-- BEGIN Task inputs --

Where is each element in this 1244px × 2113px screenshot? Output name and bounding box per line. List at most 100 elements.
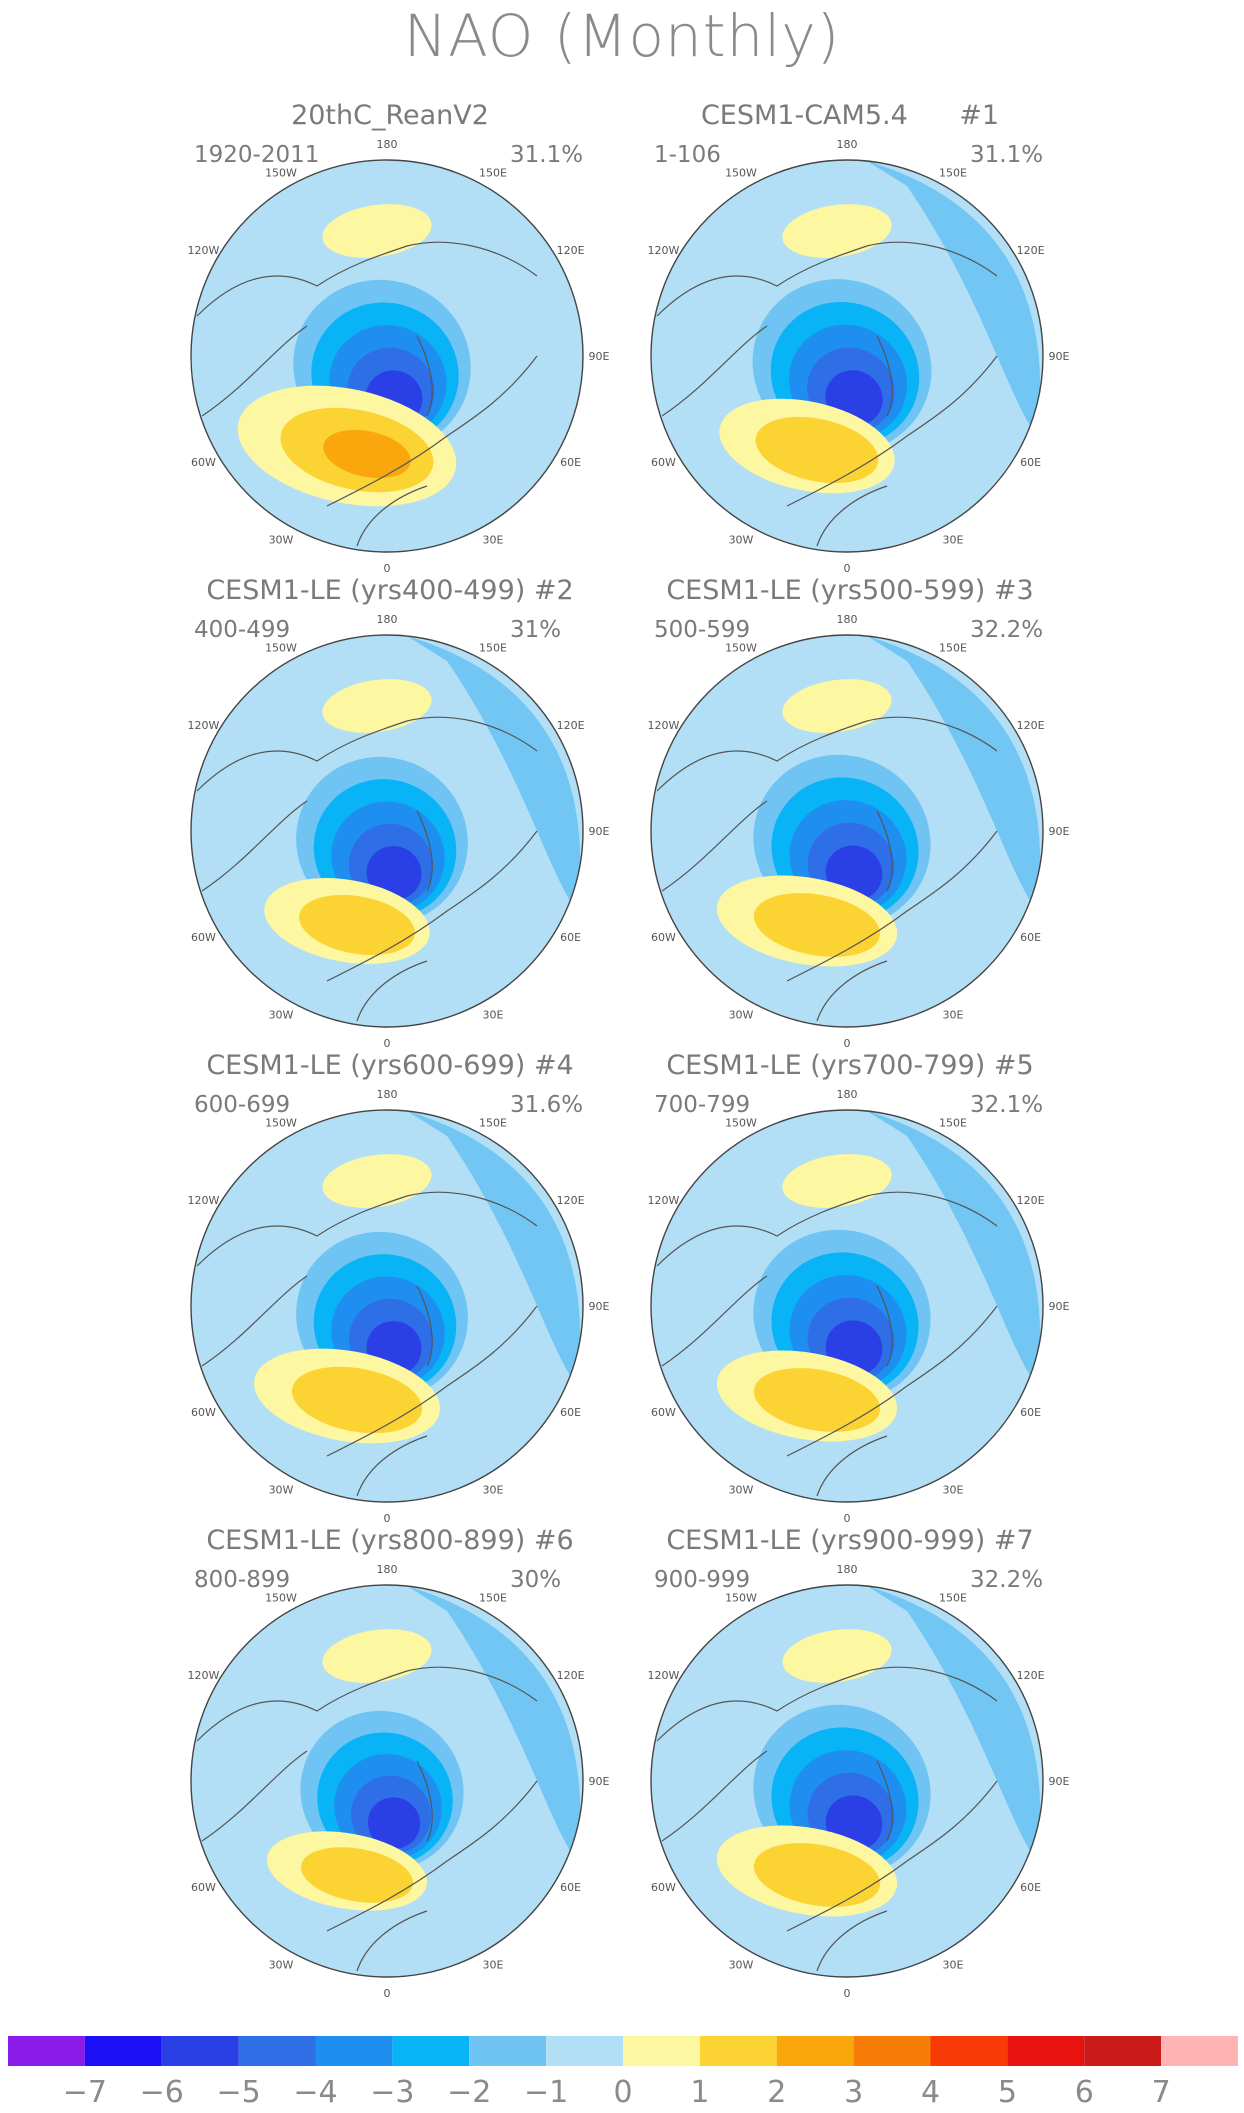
pacific-positive-center xyxy=(322,1629,432,1683)
atlantic-positive-contour xyxy=(753,1843,881,1907)
longitude-label: 120W xyxy=(187,244,219,257)
coastline xyxy=(326,1780,538,1932)
map-panel: 180 150E 120E 90E 60E 30E 0 30W 60W 90W 120W 150W CE… xyxy=(187,575,750,1050)
longitude-label: 60E xyxy=(1020,1881,1041,1894)
map-boundary xyxy=(190,1584,584,1978)
map-panel: 180 150E 120E 90E 60E 30E 0 30W 60W 90W 120W 150W CE… xyxy=(647,1525,1210,2000)
coastline xyxy=(326,1305,538,1457)
longitude-label: 150W xyxy=(725,166,757,179)
longitude-label: 60W xyxy=(191,1881,216,1894)
coastline xyxy=(356,1910,428,1972)
coastline xyxy=(786,355,998,507)
longitude-label: 90E xyxy=(589,350,610,363)
coastline xyxy=(416,1285,433,1367)
longitude-label: 120W xyxy=(647,1194,679,1207)
longitude-label: 180 xyxy=(837,1088,858,1101)
polar-map: 180 150E 120E 90E 60E 30E 0 30W 60W 90W 120W 150W xyxy=(187,1088,610,1525)
coastline xyxy=(326,355,538,507)
colorbar-tick-label: 5 xyxy=(998,2075,1017,2106)
colorbar-swatch xyxy=(469,2036,547,2066)
longitude-label: 60E xyxy=(560,1406,581,1419)
colorbar-swatch xyxy=(8,2036,85,2066)
colorbar-swatch xyxy=(546,2036,623,2066)
coastline xyxy=(326,830,538,982)
colorbar-swatch xyxy=(776,2036,854,2066)
longitude-label: 30W xyxy=(729,534,754,547)
coastline xyxy=(656,1666,998,1742)
polar-map: 180 150E 120E 90E 60E 30E 0 30W 60W 90W 120W 150W xyxy=(187,1563,610,2000)
longitude-label: 120E xyxy=(557,719,585,732)
longitude-label: 30E xyxy=(943,1009,964,1022)
colorbar-tick-label: −7 xyxy=(63,2075,107,2106)
longitude-label: 90W xyxy=(187,350,188,363)
map-boundary xyxy=(190,1109,584,1503)
colorbar-swatch xyxy=(623,2036,700,2066)
longitude-label: 120W xyxy=(187,719,219,732)
longitude-label: 90W xyxy=(187,1775,188,1788)
pacific-positive-center xyxy=(782,1629,892,1683)
colorbar-tick-label: −5 xyxy=(217,2075,261,2106)
panel-title: CESM1-LE (yrs700-799) #5 xyxy=(666,1050,1034,1081)
coastline xyxy=(876,810,893,892)
panel-variance-percent: 30% xyxy=(510,1567,562,1593)
longitude-label: 120E xyxy=(1017,1669,1045,1682)
pacific-positive-center xyxy=(782,679,892,733)
colorbar-swatch xyxy=(1084,2036,1162,2066)
panel-title: CESM1-LE (yrs800-899) #6 xyxy=(206,1525,574,1556)
longitude-label: 180 xyxy=(377,138,398,151)
longitude-label: 30W xyxy=(269,1959,294,1972)
panel-variance-percent: 31.1% xyxy=(510,142,584,168)
longitude-label: 90E xyxy=(1049,350,1070,363)
longitude-label: 150W xyxy=(265,166,297,179)
arctic-negative-contour xyxy=(366,846,422,900)
panel-years: 1-106 xyxy=(654,142,721,168)
longitude-label: 180 xyxy=(377,613,398,626)
panel-years: 800-899 xyxy=(194,1567,291,1593)
longitude-label: 120W xyxy=(187,1669,219,1682)
colorbar-swatch xyxy=(699,2036,777,2066)
coastline xyxy=(661,800,768,892)
longitude-label: 180 xyxy=(837,1563,858,1576)
map-panel: 180 150E 120E 90E 60E 30E 0 30W 60W 90W 120W 150W 20… xyxy=(187,100,750,575)
atlantic-positive-contour xyxy=(755,416,879,484)
coastline xyxy=(816,1910,888,1972)
coastline xyxy=(661,1275,768,1367)
coastline xyxy=(201,1275,308,1367)
panel-variance-percent: 32.1% xyxy=(970,1092,1044,1118)
longitude-label: 0 xyxy=(844,562,851,575)
longitude-label: 150E xyxy=(479,1591,507,1604)
longitude-label: 180 xyxy=(377,1088,398,1101)
pacific-positive-center xyxy=(322,1154,432,1208)
coastline xyxy=(196,1666,538,1742)
coastline xyxy=(786,1780,998,1932)
colorbar-tick-label: 0 xyxy=(613,2075,632,2106)
colorbar-swatch xyxy=(161,2036,239,2066)
longitude-label: 150W xyxy=(265,1591,297,1604)
longitude-label: 60W xyxy=(191,456,216,469)
coastline xyxy=(786,830,998,982)
panel-years: 700-799 xyxy=(654,1092,751,1118)
longitude-label: 0 xyxy=(384,1512,391,1525)
colorbar-tick-label: −3 xyxy=(370,2075,414,2106)
coastline xyxy=(356,1435,428,1497)
longitude-label: 120W xyxy=(187,1194,219,1207)
page-title: NAO (Monthly) xyxy=(403,2,841,70)
longitude-label: 90E xyxy=(1049,825,1070,838)
colorbar-tick-label: 4 xyxy=(921,2075,940,2106)
atlantic-positive-contour xyxy=(299,894,415,956)
colorbar-tick-label: 3 xyxy=(844,2075,863,2106)
longitude-label: 0 xyxy=(384,562,391,575)
coastline xyxy=(661,1750,768,1842)
coastline xyxy=(201,800,308,892)
atlantic-positive-contour xyxy=(291,1366,423,1434)
colorbar-tick-label: 6 xyxy=(1075,2075,1094,2106)
panel-title: CESM1-LE (yrs900-999) #7 xyxy=(666,1525,1034,1556)
longitude-label: 30E xyxy=(483,1959,504,1972)
longitude-label: 30W xyxy=(269,1009,294,1022)
longitude-label: 60W xyxy=(191,1406,216,1419)
panel-years: 400-499 xyxy=(194,617,291,643)
longitude-label: 60W xyxy=(651,1406,676,1419)
longitude-label: 60W xyxy=(651,456,676,469)
longitude-label: 60W xyxy=(651,1881,676,1894)
colorbar-tick-label: −1 xyxy=(524,2075,568,2106)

-- END Task inputs --

Rewrite all the material above as a numbered list with one entry per line, skipping blank lines and leaving out the pictures.

* _Task response_
1. Where is each element in this 1244px × 2113px screenshot? Output name and bounding box per line. List at most 100 elements.
2. pacific-positive-center xyxy=(322,1629,432,1683)
3. atlantic-positive-contour xyxy=(753,1843,881,1907)
4. longitude-label: 120W xyxy=(187,244,219,257)
5. coastline xyxy=(326,1780,538,1932)
6. map-panel: 180 150E 120E 90E 60E 30E 0 30W 60W 90W 120W 150W CE… xyxy=(187,575,750,1050)
7. longitude-label: 60E xyxy=(1020,1881,1041,1894)
8. map-boundary xyxy=(190,1584,584,1978)
9. map-panel: 180 150E 120E 90E 60E 30E 0 30W 60W 90W 120W 150W CE… xyxy=(647,1525,1210,2000)
10. coastline xyxy=(326,1305,538,1457)
11. longitude-label: 150W xyxy=(725,166,757,179)
12. longitude-label: 60W xyxy=(191,1881,216,1894)
13. coastline xyxy=(356,1910,428,1972)
14. coastline xyxy=(786,355,998,507)
15. longitude-label: 90E xyxy=(589,350,610,363)
16. coastline xyxy=(416,1285,433,1367)
17. longitude-label: 120W xyxy=(647,1194,679,1207)
18. longitude-label: 180 xyxy=(837,1088,858,1101)
19. polar-map: 180 150E 120E 90E 60E 30E 0 30W 60W 90W 120W 150W xyxy=(187,1088,610,1525)
20. coastline xyxy=(326,355,538,507)
21. colorbar-tick-label: 5 xyxy=(998,2075,1017,2106)
22. colorbar-swatch xyxy=(469,2036,547,2066)
23. longitude-label: 60E xyxy=(560,1406,581,1419)
24. colorbar-swatch xyxy=(8,2036,85,2066)
25. colorbar-swatch xyxy=(546,2036,623,2066)
26. coastline xyxy=(326,830,538,982)
27. colorbar-swatch xyxy=(776,2036,854,2066)
28. longitude-label: 30W xyxy=(729,534,754,547)
29. coastline xyxy=(656,1666,998,1742)
30. polar-map: 180 150E 120E 90E 60E 30E 0 30W 60W 90W 120W 150W xyxy=(187,1563,610,2000)
31. longitude-label: 120E xyxy=(557,719,585,732)
32. longitude-label: 30E xyxy=(943,1009,964,1022)
33. colorbar-tick-label: −7 xyxy=(63,2075,107,2106)
34. longitude-label: 90W xyxy=(187,350,188,363)
35. map-boundary xyxy=(190,1109,584,1503)
36. colorbar-swatch xyxy=(623,2036,700,2066)
37. longitude-label: 120W xyxy=(187,719,219,732)
38. longitude-label: 90W xyxy=(187,1775,188,1788)
39. pacific-positive-center xyxy=(782,1629,892,1683)
40. colorbar-tick-label: −5 xyxy=(217,2075,261,2106)
41. panel-title: CESM1-LE (yrs700-799) #5 xyxy=(666,1050,1034,1081)
42. coastline xyxy=(876,810,893,892)
43. panel-variance-percent: 30% xyxy=(510,1567,562,1593)
44. longitude-label: 120E xyxy=(1017,1669,1045,1682)
45. pacific-positive-center xyxy=(782,679,892,733)
46. colorbar-swatch xyxy=(1084,2036,1162,2066)
47. panel-title: CESM1-LE (yrs800-899) #6 xyxy=(206,1525,574,1556)
48. longitude-label: 180 xyxy=(377,138,398,151)
49. longitude-label: 30W xyxy=(269,1959,294,1972)
50. panel-variance-percent: 31.1% xyxy=(510,142,584,168)
51. longitude-label: 90E xyxy=(1049,350,1070,363)
52. longitude-label: 150W xyxy=(265,166,297,179)
53. arctic-negative-contour xyxy=(366,846,422,900)
54. panel-years: 1-106 xyxy=(654,142,721,168)
55. longitude-label: 180 xyxy=(377,613,398,626)
56. panel-years: 800-899 xyxy=(194,1567,291,1593)
57. longitude-label: 120W xyxy=(187,1669,219,1682)
58. colorbar-swatch xyxy=(699,2036,777,2066)
59. coastline xyxy=(661,800,768,892)
60. longitude-label: 180 xyxy=(837,1563,858,1576)
61. map-panel: 180 150E 120E 90E 60E 30E 0 30W 60W 90W 120W 150W 20… xyxy=(187,100,750,575)
62. atlantic-positive-contour xyxy=(755,416,879,484)
63. coastline xyxy=(816,1910,888,1972)
64. coastline xyxy=(661,1275,768,1367)
65. coastline xyxy=(201,1275,308,1367)
66. panel-variance-percent: 32.1% xyxy=(970,1092,1044,1118)
67. longitude-label: 0 xyxy=(844,562,851,575)
68. longitude-label: 150E xyxy=(479,1591,507,1604)
69. longitude-label: 180 xyxy=(377,1088,398,1101)
70. pacific-positive-center xyxy=(322,1154,432,1208)
71. coastline xyxy=(196,1666,538,1742)
72. coastline xyxy=(786,1780,998,1932)
73. colorbar-tick-label: 0 xyxy=(613,2075,632,2106)
74. colorbar-swatch xyxy=(161,2036,239,2066)
75. longitude-label: 150W xyxy=(265,1591,297,1604)
76. longitude-label: 60W xyxy=(191,456,216,469)
77. coastline xyxy=(786,830,998,982)
78. panel-years: 700-799 xyxy=(654,1092,751,1118)
79. longitude-label: 0 xyxy=(384,1512,391,1525)
80. colorbar-tick-label: −3 xyxy=(370,2075,414,2106)
81. coastline xyxy=(356,1435,428,1497)
82. longitude-label: 120W xyxy=(187,1194,219,1207)
83. page-title: NAO (Monthly) xyxy=(403,2,841,70)
84. longitude-label: 90E xyxy=(1049,825,1070,838)
85. colorbar-tick-label: 4 xyxy=(921,2075,940,2106)
86. atlantic-positive-contour xyxy=(299,894,415,956)
87. colorbar-tick-label: 3 xyxy=(844,2075,863,2106)
88. longitude-label: 0 xyxy=(384,562,391,575)
89. coastline xyxy=(661,1750,768,1842)
90. coastline xyxy=(201,800,308,892)
91. atlantic-positive-contour xyxy=(291,1366,423,1434)
92. colorbar-tick-label: 6 xyxy=(1075,2075,1094,2106)
93. panel-title: CESM1-LE (yrs900-999) #7 xyxy=(666,1525,1034,1556)
94. longitude-label: 30E xyxy=(483,1959,504,1972)
95. longitude-label: 30W xyxy=(269,1009,294,1022)
96. longitude-label: 60W xyxy=(191,1406,216,1419)
97. panel-years: 400-499 xyxy=(194,617,291,643)
98. longitude-label: 60W xyxy=(651,1406,676,1419)
99. longitude-label: 60W xyxy=(651,456,676,469)
100. longitude-label: 60W xyxy=(651,1881,676,1894)
101. colorbar-tick-label: −1 xyxy=(524,2075,568,2106)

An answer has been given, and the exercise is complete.